Reproduce the material word for word; the images stay out.

• Data listing:
**********
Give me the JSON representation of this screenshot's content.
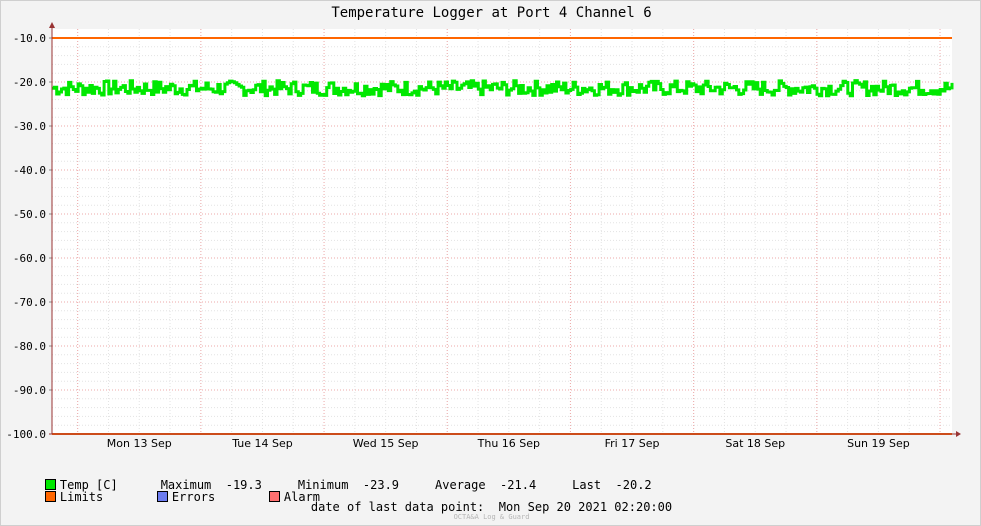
{
  "chart_data": {
    "type": "line",
    "title": "Temperature Logger at Port 4 Channel 6",
    "ylim": [
      -100,
      -10
    ],
    "y_ticks": [
      "-10.0",
      "-20.0",
      "-30.0",
      "-40.0",
      "-50.0",
      "-60.0",
      "-70.0",
      "-80.0",
      "-90.0",
      "-100.0"
    ],
    "x_range": [
      "2021-09-12T19:00",
      "2021-09-20T02:20"
    ],
    "x_ticks": [
      "Mon 13 Sep",
      "Tue 14 Sep",
      "Wed 15 Sep",
      "Thu 16 Sep",
      "Fri 17 Sep",
      "Sat 18 Sep",
      "Sun 19 Sep"
    ],
    "grid": true,
    "legend_placement": "bottom",
    "colors": {
      "temp": "#00e800",
      "limits": "#ff6600",
      "errors": "#6c7cf0",
      "alarm": "#ff7070"
    },
    "series": [
      {
        "name": "Temp [C]",
        "summary": {
          "min": -23.9,
          "max": -19.3,
          "average": -21.4,
          "last": -20.2
        }
      },
      {
        "name": "Limits",
        "values": [
          -10,
          -100
        ]
      }
    ]
  },
  "legend": {
    "temp": {
      "label": "Temp [C]",
      "max_label": "Maximum",
      "max_value": "-19.3",
      "min_label": "Minimum",
      "min_value": "-23.9",
      "avg_label": "Average",
      "avg_value": "-21.4",
      "last_label": "Last",
      "last_value": "-20.2"
    },
    "limits": "Limits",
    "errors": "Errors",
    "alarm": "Alarm"
  },
  "last_data_point": "date of last data point:  Mon Sep 20 2021 02:20:00",
  "watermark": "OCTA&A Log & Guard"
}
**********
• Task response:
Give me the JSON representation of this screenshot's content.
{
  "chart_data": {
    "type": "line",
    "title": "Temperature Logger at Port 4 Channel 6",
    "ylim": [
      -100,
      -10
    ],
    "y_ticks": [
      "-10.0",
      "-20.0",
      "-30.0",
      "-40.0",
      "-50.0",
      "-60.0",
      "-70.0",
      "-80.0",
      "-90.0",
      "-100.0"
    ],
    "x_range": [
      "2021-09-12T19:00",
      "2021-09-20T02:20"
    ],
    "x_ticks": [
      "Mon 13 Sep",
      "Tue 14 Sep",
      "Wed 15 Sep",
      "Thu 16 Sep",
      "Fri 17 Sep",
      "Sat 18 Sep",
      "Sun 19 Sep"
    ],
    "grid": true,
    "legend_placement": "bottom",
    "colors": {
      "temp": "#00e800",
      "limits": "#ff6600",
      "errors": "#6c7cf0",
      "alarm": "#ff7070"
    },
    "series": [
      {
        "name": "Temp [C]",
        "summary": {
          "min": -23.9,
          "max": -19.3,
          "average": -21.4,
          "last": -20.2
        }
      },
      {
        "name": "Limits",
        "values": [
          -10,
          -100
        ]
      }
    ]
  },
  "legend": {
    "temp": {
      "label": "Temp [C]",
      "max_label": "Maximum",
      "max_value": "-19.3",
      "min_label": "Minimum",
      "min_value": "-23.9",
      "avg_label": "Average",
      "avg_value": "-21.4",
      "last_label": "Last",
      "last_value": "-20.2"
    },
    "limits": "Limits",
    "errors": "Errors",
    "alarm": "Alarm"
  },
  "last_data_point": "date of last data point:  Mon Sep 20 2021 02:20:00",
  "watermark": "OCTA&A Log & Guard"
}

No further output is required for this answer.